* TASK *
Reproduce this listing in full.

* THE DATA *
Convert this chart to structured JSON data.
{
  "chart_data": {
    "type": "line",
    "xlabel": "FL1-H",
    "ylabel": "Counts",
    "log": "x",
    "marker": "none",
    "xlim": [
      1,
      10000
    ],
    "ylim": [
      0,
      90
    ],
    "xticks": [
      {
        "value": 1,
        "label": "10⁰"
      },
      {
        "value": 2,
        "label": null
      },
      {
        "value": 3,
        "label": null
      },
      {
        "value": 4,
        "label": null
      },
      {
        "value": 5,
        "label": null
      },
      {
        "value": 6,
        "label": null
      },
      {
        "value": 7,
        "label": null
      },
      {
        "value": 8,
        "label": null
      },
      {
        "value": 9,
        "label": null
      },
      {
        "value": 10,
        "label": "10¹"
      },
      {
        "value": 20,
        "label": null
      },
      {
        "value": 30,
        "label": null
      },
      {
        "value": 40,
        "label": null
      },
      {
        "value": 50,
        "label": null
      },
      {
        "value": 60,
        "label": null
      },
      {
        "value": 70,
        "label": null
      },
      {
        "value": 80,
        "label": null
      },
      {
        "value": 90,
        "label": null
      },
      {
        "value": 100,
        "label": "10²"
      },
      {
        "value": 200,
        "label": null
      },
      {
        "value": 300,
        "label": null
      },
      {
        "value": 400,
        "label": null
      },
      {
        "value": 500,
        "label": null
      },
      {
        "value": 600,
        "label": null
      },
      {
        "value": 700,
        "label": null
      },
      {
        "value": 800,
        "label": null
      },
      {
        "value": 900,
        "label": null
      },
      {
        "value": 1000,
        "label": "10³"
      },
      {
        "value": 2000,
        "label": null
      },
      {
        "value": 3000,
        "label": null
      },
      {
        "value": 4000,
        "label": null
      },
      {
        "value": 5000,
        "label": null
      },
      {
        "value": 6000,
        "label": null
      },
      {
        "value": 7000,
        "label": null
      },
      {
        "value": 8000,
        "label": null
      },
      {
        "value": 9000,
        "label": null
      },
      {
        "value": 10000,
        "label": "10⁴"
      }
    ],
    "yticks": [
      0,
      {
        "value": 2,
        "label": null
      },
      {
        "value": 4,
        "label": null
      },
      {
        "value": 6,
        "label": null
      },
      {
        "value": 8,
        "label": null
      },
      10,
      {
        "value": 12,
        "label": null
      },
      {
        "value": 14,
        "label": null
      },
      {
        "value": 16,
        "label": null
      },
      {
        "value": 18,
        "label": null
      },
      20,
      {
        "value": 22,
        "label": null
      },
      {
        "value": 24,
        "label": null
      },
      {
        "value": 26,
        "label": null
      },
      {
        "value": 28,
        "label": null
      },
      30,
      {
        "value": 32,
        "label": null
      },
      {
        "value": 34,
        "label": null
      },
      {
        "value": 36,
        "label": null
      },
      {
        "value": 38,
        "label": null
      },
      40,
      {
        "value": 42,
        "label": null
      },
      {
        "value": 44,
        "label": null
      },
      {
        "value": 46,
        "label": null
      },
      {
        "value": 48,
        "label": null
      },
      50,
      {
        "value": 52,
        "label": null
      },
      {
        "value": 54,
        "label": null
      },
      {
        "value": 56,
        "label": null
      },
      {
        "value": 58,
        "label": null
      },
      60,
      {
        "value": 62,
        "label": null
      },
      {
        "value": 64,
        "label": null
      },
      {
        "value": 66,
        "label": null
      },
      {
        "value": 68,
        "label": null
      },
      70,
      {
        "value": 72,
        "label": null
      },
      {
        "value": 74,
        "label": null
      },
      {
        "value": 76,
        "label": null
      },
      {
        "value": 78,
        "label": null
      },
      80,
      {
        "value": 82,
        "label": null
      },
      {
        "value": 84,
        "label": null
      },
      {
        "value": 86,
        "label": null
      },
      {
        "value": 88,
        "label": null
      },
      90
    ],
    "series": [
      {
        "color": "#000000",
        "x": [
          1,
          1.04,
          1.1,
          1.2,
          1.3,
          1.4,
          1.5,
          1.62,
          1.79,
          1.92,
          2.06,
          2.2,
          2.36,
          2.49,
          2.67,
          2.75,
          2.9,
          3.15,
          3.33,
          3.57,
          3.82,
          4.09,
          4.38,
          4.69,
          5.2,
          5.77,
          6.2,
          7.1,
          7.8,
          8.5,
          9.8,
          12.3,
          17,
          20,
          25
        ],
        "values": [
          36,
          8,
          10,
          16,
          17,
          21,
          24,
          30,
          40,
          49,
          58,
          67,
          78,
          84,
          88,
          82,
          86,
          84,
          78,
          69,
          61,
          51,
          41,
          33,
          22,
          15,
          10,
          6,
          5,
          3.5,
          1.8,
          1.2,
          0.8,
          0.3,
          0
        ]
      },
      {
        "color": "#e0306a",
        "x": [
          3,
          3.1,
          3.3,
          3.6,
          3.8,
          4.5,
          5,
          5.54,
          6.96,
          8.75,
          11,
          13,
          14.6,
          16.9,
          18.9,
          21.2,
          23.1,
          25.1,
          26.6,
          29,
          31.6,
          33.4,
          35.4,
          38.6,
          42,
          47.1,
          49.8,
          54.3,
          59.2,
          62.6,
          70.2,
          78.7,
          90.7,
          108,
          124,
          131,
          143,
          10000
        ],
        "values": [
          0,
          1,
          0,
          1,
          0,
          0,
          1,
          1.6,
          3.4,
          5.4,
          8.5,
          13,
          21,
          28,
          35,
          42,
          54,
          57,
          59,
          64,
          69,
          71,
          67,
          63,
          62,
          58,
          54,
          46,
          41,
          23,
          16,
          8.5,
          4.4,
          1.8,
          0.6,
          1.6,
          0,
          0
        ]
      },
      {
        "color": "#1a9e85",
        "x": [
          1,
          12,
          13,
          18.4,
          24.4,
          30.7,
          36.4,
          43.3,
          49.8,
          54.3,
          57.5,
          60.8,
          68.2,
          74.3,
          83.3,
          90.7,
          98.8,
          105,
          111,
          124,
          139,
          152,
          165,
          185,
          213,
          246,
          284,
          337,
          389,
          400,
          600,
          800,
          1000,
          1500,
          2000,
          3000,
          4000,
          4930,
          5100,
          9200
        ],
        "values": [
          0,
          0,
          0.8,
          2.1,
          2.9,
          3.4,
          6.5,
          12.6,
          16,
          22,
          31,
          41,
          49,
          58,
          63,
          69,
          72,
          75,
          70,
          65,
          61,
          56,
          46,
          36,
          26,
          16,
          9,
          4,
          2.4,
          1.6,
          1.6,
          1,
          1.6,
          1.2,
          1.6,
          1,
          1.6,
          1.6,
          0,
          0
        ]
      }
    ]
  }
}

* RESULT BELOW *
Convert this chart to structured JSON data.
{
  "chart_data": {
    "type": "line",
    "xlabel": "FL1-H",
    "ylabel": "Counts",
    "log": "x",
    "marker": "none",
    "xlim": [
      1,
      10000
    ],
    "ylim": [
      0,
      90
    ],
    "xticks": [
      {
        "value": 1,
        "label": "10⁰"
      },
      {
        "value": 2,
        "label": null
      },
      {
        "value": 3,
        "label": null
      },
      {
        "value": 4,
        "label": null
      },
      {
        "value": 5,
        "label": null
      },
      {
        "value": 6,
        "label": null
      },
      {
        "value": 7,
        "label": null
      },
      {
        "value": 8,
        "label": null
      },
      {
        "value": 9,
        "label": null
      },
      {
        "value": 10,
        "label": "10¹"
      },
      {
        "value": 20,
        "label": null
      },
      {
        "value": 30,
        "label": null
      },
      {
        "value": 40,
        "label": null
      },
      {
        "value": 50,
        "label": null
      },
      {
        "value": 60,
        "label": null
      },
      {
        "value": 70,
        "label": null
      },
      {
        "value": 80,
        "label": null
      },
      {
        "value": 90,
        "label": null
      },
      {
        "value": 100,
        "label": "10²"
      },
      {
        "value": 200,
        "label": null
      },
      {
        "value": 300,
        "label": null
      },
      {
        "value": 400,
        "label": null
      },
      {
        "value": 500,
        "label": null
      },
      {
        "value": 600,
        "label": null
      },
      {
        "value": 700,
        "label": null
      },
      {
        "value": 800,
        "label": null
      },
      {
        "value": 900,
        "label": null
      },
      {
        "value": 1000,
        "label": "10³"
      },
      {
        "value": 2000,
        "label": null
      },
      {
        "value": 3000,
        "label": null
      },
      {
        "value": 4000,
        "label": null
      },
      {
        "value": 5000,
        "label": null
      },
      {
        "value": 6000,
        "label": null
      },
      {
        "value": 7000,
        "label": null
      },
      {
        "value": 8000,
        "label": null
      },
      {
        "value": 9000,
        "label": null
      },
      {
        "value": 10000,
        "label": "10⁴"
      }
    ],
    "yticks": [
      0,
      {
        "value": 2,
        "label": null
      },
      {
        "value": 4,
        "label": null
      },
      {
        "value": 6,
        "label": null
      },
      {
        "value": 8,
        "label": null
      },
      10,
      {
        "value": 12,
        "label": null
      },
      {
        "value": 14,
        "label": null
      },
      {
        "value": 16,
        "label": null
      },
      {
        "value": 18,
        "label": null
      },
      20,
      {
        "value": 22,
        "label": null
      },
      {
        "value": 24,
        "label": null
      },
      {
        "value": 26,
        "label": null
      },
      {
        "value": 28,
        "label": null
      },
      30,
      {
        "value": 32,
        "label": null
      },
      {
        "value": 34,
        "label": null
      },
      {
        "value": 36,
        "label": null
      },
      {
        "value": 38,
        "label": null
      },
      40,
      {
        "value": 42,
        "label": null
      },
      {
        "value": 44,
        "label": null
      },
      {
        "value": 46,
        "label": null
      },
      {
        "value": 48,
        "label": null
      },
      50,
      {
        "value": 52,
        "label": null
      },
      {
        "value": 54,
        "label": null
      },
      {
        "value": 56,
        "label": null
      },
      {
        "value": 58,
        "label": null
      },
      60,
      {
        "value": 62,
        "label": null
      },
      {
        "value": 64,
        "label": null
      },
      {
        "value": 66,
        "label": null
      },
      {
        "value": 68,
        "label": null
      },
      70,
      {
        "value": 72,
        "label": null
      },
      {
        "value": 74,
        "label": null
      },
      {
        "value": 76,
        "label": null
      },
      {
        "value": 78,
        "label": null
      },
      80,
      {
        "value": 82,
        "label": null
      },
      {
        "value": 84,
        "label": null
      },
      {
        "value": 86,
        "label": null
      },
      {
        "value": 88,
        "label": null
      },
      90
    ],
    "series": [
      {
        "color": "#000000",
        "x": [
          1,
          1.04,
          1.1,
          1.2,
          1.3,
          1.4,
          1.5,
          1.62,
          1.79,
          1.92,
          2.06,
          2.2,
          2.36,
          2.49,
          2.67,
          2.75,
          2.9,
          3.15,
          3.33,
          3.57,
          3.82,
          4.09,
          4.38,
          4.69,
          5.2,
          5.77,
          6.2,
          7.1,
          7.8,
          8.5,
          9.8,
          12.3,
          17,
          20,
          25
        ],
        "values": [
          36,
          8,
          10,
          16,
          17,
          21,
          24,
          30,
          40,
          49,
          58,
          67,
          78,
          84,
          88,
          82,
          86,
          84,
          78,
          69,
          61,
          51,
          41,
          33,
          22,
          15,
          10,
          6,
          5,
          3.5,
          1.8,
          1.2,
          0.8,
          0.3,
          0
        ]
      },
      {
        "color": "#e0306a",
        "x": [
          3,
          3.1,
          3.3,
          3.6,
          3.8,
          4.5,
          5,
          5.54,
          6.96,
          8.75,
          11,
          13,
          14.6,
          16.9,
          18.9,
          21.2,
          23.1,
          25.1,
          26.6,
          29,
          31.6,
          33.4,
          35.4,
          38.6,
          42,
          47.1,
          49.8,
          54.3,
          59.2,
          62.6,
          70.2,
          78.7,
          90.7,
          108,
          124,
          131,
          143,
          10000
        ],
        "values": [
          0,
          1,
          0,
          1,
          0,
          0,
          1,
          1.6,
          3.4,
          5.4,
          8.5,
          13,
          21,
          28,
          35,
          42,
          54,
          57,
          59,
          64,
          69,
          71,
          67,
          63,
          62,
          58,
          54,
          46,
          41,
          23,
          16,
          8.5,
          4.4,
          1.8,
          0.6,
          1.6,
          0,
          0
        ]
      },
      {
        "color": "#1a9e85",
        "x": [
          1,
          12,
          13,
          18.4,
          24.4,
          30.7,
          36.4,
          43.3,
          49.8,
          54.3,
          57.5,
          60.8,
          68.2,
          74.3,
          83.3,
          90.7,
          98.8,
          105,
          111,
          124,
          139,
          152,
          165,
          185,
          213,
          246,
          284,
          337,
          389,
          400,
          600,
          800,
          1000,
          1500,
          2000,
          3000,
          4000,
          4930,
          5100,
          9200
        ],
        "values": [
          0,
          0,
          0.8,
          2.1,
          2.9,
          3.4,
          6.5,
          12.6,
          16,
          22,
          31,
          41,
          49,
          58,
          63,
          69,
          72,
          75,
          70,
          65,
          61,
          56,
          46,
          36,
          26,
          16,
          9,
          4,
          2.4,
          1.6,
          1.6,
          1,
          1.6,
          1.2,
          1.6,
          1,
          1.6,
          1.6,
          0,
          0
        ]
      }
    ]
  }
}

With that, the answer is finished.